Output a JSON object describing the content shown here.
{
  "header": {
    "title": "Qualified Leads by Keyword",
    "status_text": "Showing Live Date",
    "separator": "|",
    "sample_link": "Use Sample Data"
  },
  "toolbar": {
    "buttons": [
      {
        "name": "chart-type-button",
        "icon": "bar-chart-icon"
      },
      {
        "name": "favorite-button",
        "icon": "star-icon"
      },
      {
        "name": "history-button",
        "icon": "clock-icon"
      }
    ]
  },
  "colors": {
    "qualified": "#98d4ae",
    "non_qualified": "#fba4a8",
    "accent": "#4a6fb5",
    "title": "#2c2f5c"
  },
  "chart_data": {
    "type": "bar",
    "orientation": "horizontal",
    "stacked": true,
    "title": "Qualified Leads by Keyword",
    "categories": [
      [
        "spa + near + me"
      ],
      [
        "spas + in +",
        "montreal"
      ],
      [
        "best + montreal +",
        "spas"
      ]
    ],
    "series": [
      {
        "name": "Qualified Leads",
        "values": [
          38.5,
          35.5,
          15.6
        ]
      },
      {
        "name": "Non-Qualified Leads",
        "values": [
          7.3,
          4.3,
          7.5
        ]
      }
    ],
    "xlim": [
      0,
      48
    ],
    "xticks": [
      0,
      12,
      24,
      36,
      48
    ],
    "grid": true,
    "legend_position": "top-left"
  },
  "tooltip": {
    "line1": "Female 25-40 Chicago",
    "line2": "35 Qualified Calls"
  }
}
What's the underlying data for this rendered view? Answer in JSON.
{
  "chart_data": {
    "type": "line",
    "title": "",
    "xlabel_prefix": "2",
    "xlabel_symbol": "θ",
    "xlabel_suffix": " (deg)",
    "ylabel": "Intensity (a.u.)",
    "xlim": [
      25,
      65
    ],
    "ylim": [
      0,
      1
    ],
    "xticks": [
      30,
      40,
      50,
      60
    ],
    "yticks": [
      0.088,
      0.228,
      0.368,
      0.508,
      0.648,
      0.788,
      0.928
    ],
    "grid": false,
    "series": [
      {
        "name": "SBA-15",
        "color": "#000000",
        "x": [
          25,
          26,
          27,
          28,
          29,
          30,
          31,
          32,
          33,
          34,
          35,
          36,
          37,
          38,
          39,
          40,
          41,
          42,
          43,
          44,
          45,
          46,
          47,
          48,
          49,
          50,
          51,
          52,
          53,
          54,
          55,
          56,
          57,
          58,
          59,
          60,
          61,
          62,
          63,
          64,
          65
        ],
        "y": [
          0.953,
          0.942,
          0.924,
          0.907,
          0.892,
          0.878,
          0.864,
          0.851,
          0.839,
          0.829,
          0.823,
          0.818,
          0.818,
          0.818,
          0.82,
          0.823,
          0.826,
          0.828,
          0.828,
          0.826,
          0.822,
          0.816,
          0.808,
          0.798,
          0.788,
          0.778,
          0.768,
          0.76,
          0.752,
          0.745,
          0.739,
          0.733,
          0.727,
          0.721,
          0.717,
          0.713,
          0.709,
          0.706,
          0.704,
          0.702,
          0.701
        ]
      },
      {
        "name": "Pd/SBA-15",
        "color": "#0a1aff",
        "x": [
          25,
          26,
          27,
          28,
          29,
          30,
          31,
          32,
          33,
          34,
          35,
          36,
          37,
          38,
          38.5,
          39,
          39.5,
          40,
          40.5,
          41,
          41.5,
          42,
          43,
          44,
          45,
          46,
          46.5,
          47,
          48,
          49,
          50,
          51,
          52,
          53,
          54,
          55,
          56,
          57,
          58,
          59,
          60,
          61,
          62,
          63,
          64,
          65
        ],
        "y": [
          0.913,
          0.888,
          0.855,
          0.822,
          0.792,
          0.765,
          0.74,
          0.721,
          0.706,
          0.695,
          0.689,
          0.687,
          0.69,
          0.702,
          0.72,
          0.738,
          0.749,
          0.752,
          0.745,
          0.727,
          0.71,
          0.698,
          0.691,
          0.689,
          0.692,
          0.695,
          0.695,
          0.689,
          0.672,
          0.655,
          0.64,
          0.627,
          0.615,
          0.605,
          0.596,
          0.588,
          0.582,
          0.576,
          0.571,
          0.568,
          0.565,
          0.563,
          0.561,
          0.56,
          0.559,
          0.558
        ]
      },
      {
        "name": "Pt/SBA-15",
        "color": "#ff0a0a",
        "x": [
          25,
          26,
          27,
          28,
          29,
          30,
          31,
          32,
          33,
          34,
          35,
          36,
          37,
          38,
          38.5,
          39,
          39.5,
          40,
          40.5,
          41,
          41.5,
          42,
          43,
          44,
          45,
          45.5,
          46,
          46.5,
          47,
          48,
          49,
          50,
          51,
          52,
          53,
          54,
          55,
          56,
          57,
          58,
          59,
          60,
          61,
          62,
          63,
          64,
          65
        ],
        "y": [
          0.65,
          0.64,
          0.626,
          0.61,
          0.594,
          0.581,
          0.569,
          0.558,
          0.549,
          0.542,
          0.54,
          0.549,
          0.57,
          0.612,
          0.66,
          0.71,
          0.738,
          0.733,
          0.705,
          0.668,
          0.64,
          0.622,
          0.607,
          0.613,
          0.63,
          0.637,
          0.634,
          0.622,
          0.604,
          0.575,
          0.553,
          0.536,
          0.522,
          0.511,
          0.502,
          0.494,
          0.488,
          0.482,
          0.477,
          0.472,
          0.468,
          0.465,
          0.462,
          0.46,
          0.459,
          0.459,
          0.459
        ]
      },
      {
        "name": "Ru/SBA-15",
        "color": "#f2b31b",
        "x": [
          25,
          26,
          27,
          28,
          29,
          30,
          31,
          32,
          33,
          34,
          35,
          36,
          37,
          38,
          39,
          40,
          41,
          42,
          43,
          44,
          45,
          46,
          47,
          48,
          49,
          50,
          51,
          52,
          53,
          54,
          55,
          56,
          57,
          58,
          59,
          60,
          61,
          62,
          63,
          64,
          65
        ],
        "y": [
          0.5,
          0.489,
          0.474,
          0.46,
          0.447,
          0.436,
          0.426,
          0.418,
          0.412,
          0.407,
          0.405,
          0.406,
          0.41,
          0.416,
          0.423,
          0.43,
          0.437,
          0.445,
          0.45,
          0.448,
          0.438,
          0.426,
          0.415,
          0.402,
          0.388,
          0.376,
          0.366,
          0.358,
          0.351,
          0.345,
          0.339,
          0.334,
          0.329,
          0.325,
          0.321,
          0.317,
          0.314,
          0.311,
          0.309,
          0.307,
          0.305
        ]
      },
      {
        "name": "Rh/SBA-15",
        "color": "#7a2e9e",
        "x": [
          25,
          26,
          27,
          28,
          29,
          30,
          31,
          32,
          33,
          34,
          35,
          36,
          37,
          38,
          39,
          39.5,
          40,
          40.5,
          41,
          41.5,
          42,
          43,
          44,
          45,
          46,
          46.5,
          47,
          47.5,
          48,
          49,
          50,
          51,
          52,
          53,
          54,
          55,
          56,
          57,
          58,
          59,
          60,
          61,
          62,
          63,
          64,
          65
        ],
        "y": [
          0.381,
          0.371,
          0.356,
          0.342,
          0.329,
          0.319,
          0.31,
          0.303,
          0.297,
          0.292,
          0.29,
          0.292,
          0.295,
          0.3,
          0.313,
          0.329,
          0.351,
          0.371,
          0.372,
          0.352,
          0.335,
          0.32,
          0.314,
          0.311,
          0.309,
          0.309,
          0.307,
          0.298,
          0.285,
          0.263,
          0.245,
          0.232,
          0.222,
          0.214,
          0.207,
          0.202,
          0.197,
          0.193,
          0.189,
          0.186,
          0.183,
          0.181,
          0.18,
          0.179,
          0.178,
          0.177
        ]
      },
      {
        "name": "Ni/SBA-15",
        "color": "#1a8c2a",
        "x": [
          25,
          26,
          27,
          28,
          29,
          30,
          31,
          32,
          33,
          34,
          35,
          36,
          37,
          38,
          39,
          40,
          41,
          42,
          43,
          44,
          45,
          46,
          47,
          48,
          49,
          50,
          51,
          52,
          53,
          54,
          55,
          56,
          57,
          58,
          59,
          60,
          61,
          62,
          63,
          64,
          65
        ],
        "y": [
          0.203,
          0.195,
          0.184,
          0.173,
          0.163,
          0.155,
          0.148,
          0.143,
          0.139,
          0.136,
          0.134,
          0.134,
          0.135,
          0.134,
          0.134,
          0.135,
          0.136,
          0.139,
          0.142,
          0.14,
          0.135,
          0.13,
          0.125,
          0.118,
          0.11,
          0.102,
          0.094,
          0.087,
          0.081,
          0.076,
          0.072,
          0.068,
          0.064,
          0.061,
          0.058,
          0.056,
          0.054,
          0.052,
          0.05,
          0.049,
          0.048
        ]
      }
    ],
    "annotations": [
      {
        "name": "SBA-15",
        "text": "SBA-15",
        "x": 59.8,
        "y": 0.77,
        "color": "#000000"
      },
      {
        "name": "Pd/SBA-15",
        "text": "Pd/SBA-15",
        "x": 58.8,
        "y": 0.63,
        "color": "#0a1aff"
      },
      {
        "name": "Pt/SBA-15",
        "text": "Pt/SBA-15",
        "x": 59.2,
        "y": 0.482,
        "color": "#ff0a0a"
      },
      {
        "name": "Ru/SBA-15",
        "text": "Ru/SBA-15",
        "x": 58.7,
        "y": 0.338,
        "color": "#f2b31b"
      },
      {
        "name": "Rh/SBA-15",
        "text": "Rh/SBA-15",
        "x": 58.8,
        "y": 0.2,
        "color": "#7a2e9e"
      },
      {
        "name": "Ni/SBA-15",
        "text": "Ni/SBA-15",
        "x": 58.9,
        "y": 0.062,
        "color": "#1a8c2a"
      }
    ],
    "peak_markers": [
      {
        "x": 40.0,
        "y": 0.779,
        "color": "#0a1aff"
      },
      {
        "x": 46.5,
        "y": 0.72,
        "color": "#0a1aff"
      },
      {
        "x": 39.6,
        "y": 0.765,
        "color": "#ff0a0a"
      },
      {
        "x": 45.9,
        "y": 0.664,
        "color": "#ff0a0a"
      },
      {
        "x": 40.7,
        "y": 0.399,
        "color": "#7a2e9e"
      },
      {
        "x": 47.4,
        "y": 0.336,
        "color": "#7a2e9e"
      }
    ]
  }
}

» **Work to complete**
Copy out every line in the entries above that holds "title".

» **Expected answer**
    "title": "Qualified Leads by Keyword",
    "title": "#2c2f5c"
    "title": "Qualified Leads by Keyword",
    "title": "",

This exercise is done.